* [Task prompt]: Hunt for the word "name" across the entries below, copying each line that holds it.

* [Material for this exercise]:
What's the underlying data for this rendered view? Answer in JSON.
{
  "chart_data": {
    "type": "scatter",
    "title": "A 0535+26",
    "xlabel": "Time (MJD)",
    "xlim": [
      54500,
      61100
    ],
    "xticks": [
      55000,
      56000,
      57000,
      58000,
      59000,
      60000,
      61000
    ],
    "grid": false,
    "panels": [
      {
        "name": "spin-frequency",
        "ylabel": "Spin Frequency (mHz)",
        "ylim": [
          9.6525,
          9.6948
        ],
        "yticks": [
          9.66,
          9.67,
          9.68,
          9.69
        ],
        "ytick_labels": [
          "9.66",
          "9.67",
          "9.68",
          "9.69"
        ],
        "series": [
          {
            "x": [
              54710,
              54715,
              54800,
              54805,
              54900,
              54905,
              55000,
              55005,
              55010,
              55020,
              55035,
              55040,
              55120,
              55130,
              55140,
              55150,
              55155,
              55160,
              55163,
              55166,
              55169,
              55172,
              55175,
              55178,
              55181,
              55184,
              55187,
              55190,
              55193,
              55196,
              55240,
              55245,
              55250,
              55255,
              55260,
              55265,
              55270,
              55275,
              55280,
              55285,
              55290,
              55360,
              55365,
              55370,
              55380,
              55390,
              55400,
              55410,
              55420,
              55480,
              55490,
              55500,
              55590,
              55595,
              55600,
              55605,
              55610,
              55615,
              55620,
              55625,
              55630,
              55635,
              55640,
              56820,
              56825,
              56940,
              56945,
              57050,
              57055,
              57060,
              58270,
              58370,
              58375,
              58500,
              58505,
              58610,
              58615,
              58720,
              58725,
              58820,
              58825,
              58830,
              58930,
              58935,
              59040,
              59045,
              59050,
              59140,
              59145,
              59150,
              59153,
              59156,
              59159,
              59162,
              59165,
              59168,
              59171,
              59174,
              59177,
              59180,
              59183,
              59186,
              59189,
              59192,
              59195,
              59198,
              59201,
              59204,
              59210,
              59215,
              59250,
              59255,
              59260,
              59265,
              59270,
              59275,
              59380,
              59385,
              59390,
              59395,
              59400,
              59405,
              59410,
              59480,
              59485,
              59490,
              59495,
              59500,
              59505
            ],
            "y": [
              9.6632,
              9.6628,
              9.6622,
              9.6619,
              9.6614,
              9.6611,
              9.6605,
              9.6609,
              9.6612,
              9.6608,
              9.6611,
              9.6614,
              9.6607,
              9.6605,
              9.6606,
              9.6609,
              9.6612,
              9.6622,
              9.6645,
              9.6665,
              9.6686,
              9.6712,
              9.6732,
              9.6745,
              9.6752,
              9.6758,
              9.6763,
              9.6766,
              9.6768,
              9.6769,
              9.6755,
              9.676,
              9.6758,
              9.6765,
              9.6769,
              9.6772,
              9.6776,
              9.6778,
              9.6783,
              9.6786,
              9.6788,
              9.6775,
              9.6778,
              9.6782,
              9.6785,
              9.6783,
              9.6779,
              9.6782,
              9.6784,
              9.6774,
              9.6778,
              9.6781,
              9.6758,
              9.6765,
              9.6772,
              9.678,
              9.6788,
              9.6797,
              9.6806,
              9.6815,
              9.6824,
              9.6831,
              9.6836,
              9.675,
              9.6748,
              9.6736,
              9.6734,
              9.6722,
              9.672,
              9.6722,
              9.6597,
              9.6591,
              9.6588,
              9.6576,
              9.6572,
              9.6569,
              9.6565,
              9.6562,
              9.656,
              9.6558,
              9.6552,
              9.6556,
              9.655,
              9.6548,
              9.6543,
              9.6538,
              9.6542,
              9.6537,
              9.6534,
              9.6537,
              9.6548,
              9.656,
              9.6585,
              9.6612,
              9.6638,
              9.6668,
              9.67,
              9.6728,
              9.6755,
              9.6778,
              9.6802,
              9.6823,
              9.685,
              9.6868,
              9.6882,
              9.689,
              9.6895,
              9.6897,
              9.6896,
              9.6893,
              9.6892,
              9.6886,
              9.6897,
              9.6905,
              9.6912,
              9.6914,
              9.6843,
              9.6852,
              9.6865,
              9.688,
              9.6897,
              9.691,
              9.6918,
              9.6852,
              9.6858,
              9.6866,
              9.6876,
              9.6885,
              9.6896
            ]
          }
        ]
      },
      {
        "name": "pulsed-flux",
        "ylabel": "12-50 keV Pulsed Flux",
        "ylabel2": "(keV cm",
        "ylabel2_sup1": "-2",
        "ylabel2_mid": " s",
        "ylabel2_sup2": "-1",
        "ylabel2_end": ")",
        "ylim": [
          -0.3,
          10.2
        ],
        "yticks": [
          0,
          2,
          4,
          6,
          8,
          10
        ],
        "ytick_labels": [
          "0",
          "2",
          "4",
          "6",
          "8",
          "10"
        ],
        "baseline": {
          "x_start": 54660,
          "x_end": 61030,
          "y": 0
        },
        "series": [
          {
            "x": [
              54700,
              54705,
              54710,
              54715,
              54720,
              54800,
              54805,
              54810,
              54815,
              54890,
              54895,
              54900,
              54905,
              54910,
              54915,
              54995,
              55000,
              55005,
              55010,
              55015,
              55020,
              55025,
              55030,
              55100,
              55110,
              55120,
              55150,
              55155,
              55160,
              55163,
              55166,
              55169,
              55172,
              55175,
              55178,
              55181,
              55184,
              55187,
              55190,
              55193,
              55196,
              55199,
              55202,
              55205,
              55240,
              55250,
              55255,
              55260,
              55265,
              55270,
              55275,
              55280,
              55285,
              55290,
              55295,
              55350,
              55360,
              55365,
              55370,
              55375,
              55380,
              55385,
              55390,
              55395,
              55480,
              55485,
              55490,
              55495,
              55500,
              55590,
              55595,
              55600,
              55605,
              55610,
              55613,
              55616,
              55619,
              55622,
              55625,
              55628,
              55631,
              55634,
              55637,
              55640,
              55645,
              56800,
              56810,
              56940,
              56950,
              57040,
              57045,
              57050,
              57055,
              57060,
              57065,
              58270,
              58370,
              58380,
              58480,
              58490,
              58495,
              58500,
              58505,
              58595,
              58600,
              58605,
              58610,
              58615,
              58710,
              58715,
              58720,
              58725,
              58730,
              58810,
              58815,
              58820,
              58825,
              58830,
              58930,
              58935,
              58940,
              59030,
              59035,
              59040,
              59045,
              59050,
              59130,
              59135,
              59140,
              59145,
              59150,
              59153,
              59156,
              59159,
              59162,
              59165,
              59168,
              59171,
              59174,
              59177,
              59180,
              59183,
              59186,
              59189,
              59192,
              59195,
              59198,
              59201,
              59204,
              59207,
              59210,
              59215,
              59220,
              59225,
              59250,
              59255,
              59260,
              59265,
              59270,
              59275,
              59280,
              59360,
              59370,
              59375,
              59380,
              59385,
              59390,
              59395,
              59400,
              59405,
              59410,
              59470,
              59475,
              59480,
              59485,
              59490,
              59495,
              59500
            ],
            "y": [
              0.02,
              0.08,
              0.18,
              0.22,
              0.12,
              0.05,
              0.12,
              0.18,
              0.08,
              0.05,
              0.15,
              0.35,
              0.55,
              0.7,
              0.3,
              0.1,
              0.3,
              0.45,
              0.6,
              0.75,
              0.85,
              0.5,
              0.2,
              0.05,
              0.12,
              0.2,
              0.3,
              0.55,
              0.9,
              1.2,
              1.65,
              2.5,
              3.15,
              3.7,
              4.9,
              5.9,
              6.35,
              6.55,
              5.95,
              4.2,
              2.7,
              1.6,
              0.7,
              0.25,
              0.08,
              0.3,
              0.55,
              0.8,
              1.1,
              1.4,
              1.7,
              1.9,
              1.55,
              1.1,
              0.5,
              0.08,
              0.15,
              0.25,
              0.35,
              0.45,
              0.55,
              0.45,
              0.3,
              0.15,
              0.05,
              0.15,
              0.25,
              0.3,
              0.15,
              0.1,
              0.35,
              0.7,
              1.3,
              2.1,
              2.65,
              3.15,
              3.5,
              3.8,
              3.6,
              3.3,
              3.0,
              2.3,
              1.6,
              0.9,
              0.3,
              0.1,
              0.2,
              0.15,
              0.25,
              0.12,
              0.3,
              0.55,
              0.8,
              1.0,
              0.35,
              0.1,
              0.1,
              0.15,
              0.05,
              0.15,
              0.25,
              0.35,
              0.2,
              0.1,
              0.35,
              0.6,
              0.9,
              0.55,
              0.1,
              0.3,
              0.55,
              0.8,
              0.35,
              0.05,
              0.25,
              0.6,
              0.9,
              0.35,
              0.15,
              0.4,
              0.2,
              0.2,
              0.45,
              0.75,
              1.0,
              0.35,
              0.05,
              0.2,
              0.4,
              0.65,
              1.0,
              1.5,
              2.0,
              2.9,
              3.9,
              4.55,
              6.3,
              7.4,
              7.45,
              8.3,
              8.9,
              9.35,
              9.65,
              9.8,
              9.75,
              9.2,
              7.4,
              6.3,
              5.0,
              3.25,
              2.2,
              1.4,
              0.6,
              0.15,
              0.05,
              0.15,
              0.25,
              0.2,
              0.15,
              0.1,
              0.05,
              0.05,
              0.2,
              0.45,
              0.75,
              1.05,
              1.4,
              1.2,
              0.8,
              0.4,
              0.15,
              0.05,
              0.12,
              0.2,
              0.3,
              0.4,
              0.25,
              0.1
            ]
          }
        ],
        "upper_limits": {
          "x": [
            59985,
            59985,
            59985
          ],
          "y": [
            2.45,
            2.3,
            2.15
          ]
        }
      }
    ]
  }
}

* [Exercise answer]:
        "name": "spin-frequency",
        "name": "pulsed-flux",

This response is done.